▶ RECORDS TO PROCESS
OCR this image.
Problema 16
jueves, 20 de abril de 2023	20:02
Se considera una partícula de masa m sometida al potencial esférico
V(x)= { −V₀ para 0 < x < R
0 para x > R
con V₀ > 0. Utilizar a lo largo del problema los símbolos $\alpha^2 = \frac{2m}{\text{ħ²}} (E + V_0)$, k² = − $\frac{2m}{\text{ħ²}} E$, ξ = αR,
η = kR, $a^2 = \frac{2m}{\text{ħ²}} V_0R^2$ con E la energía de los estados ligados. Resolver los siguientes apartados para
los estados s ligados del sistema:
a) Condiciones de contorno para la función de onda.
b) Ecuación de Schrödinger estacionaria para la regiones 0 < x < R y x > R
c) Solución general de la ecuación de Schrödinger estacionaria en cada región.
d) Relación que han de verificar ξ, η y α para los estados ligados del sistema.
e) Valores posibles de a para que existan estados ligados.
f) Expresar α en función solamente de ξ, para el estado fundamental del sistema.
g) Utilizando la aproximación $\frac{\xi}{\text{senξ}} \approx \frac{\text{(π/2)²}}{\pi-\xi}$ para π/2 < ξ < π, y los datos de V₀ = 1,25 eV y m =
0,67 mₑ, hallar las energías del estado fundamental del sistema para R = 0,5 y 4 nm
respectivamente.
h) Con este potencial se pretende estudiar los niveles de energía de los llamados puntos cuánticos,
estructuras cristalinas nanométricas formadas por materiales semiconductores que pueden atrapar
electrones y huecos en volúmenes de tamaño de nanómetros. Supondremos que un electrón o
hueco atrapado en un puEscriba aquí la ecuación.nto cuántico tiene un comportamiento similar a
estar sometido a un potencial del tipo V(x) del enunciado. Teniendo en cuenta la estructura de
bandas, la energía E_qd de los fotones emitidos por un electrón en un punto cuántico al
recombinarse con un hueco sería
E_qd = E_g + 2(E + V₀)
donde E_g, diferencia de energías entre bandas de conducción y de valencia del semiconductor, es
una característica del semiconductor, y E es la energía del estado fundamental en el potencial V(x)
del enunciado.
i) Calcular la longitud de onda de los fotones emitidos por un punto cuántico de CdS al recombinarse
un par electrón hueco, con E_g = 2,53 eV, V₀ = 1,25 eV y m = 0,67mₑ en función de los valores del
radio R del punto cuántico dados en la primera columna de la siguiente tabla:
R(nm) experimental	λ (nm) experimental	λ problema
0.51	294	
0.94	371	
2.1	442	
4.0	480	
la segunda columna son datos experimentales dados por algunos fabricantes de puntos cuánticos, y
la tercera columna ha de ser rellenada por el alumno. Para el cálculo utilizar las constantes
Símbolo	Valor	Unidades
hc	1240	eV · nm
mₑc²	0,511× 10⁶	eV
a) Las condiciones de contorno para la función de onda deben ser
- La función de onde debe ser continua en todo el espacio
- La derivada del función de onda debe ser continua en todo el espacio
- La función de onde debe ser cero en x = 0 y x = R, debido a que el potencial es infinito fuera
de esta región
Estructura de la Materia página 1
==
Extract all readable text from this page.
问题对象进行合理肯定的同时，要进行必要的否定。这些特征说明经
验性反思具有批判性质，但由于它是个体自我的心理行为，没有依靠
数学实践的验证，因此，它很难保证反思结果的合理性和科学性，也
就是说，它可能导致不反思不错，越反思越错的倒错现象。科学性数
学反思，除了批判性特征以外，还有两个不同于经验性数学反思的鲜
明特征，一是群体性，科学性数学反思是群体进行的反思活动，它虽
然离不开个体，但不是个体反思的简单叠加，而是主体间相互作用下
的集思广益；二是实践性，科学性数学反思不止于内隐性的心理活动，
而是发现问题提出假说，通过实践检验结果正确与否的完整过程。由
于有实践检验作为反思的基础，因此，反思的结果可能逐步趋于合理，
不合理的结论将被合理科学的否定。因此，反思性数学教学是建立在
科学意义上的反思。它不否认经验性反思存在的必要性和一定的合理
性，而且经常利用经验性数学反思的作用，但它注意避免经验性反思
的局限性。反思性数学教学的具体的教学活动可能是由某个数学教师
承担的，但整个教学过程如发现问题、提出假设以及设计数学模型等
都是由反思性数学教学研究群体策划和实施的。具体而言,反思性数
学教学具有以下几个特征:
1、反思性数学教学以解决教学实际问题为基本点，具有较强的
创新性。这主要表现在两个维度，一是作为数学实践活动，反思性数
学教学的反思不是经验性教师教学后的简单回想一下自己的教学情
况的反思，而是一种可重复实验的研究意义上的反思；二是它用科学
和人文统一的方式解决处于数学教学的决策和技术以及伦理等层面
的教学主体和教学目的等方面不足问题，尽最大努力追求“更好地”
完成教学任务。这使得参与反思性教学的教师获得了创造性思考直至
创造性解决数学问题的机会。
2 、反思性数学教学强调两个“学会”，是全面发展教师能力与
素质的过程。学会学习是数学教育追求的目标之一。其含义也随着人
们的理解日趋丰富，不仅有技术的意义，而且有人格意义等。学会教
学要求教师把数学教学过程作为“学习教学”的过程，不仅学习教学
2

▶ GIVEN INSTRUCTION
Copy out every line of the listing that contains the string "emitidos".

▶ SOLUTION TO THIS TASK
bandas, la energía E_qd de los fotones emitidos por un electrón en un punto cuántico al
i) Calcular la longitud de onda de los fotones emitidos por un punto cuántico de CdS al recombinarse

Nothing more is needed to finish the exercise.